**EXERCISE INSTRUCTIONS:**
Copy out all of the material exactly as presented.

**AVAILABLE DATA:**

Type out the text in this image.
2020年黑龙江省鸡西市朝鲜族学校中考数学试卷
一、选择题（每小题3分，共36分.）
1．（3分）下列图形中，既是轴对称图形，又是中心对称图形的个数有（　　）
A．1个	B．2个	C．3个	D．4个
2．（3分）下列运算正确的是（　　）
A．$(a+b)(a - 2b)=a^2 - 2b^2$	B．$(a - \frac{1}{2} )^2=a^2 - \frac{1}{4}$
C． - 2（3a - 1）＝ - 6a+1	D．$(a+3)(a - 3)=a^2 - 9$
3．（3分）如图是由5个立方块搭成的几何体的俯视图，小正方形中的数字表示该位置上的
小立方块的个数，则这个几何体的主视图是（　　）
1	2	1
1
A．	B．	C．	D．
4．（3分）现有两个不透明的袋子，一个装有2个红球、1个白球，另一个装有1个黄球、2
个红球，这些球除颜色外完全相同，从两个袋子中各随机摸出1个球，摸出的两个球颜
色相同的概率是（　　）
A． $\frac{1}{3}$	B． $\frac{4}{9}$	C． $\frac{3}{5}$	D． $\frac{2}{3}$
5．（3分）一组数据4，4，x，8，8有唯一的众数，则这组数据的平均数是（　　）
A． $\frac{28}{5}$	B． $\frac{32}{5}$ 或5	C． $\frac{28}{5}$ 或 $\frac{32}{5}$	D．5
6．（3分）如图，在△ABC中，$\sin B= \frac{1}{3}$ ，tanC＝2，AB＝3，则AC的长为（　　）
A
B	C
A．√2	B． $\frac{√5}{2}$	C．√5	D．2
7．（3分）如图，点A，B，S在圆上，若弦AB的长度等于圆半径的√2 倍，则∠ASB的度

**ANSWER BELOW:**
Type out the text in this image.
2020年黑龙江省鸡西市朝鲜族学校中考数学试卷
一、选择题（每小题3分，共36分.）
1．（3分）下列图形中，既是轴对称图形，又是中心对称图形的个数有（　　）
A．1个	B．2个	C．3个	D．4个
2．（3分）下列运算正确的是（　　）
A．$(a+b)(a - 2b)=a^2 - 2b^2$	B．$(a - \frac{1}{2} )^2=a^2 - \frac{1}{4}$
C． - 2（3a - 1）＝ - 6a+1	D．$(a+3)(a - 3)=a^2 - 9$
3．（3分）如图是由5个立方块搭成的几何体的俯视图，小正方形中的数字表示该位置上的
小立方块的个数，则这个几何体的主视图是（　　）
1	2	1
1
A．	B．	C．	D．
4．（3分）现有两个不透明的袋子，一个装有2个红球、1个白球，另一个装有1个黄球、2
个红球，这些球除颜色外完全相同，从两个袋子中各随机摸出1个球，摸出的两个球颜
色相同的概率是（　　）
A． $\frac{1}{3}$	B． $\frac{4}{9}$	C． $\frac{3}{5}$	D． $\frac{2}{3}$
5．（3分）一组数据4，4，x，8，8有唯一的众数，则这组数据的平均数是（　　）
A． $\frac{28}{5}$	B． $\frac{32}{5}$ 或5	C． $\frac{28}{5}$ 或 $\frac{32}{5}$	D．5
6．（3分）如图，在△ABC中，$\sin B= \frac{1}{3}$ ，tanC＝2，AB＝3，则AC的长为（　　）
A
B	C
A．√2	B． $\frac{√5}{2}$	C．√5	D．2
7．（3分）如图，点A，B，S在圆上，若弦AB的长度等于圆半径的√2 倍，则∠ASB的度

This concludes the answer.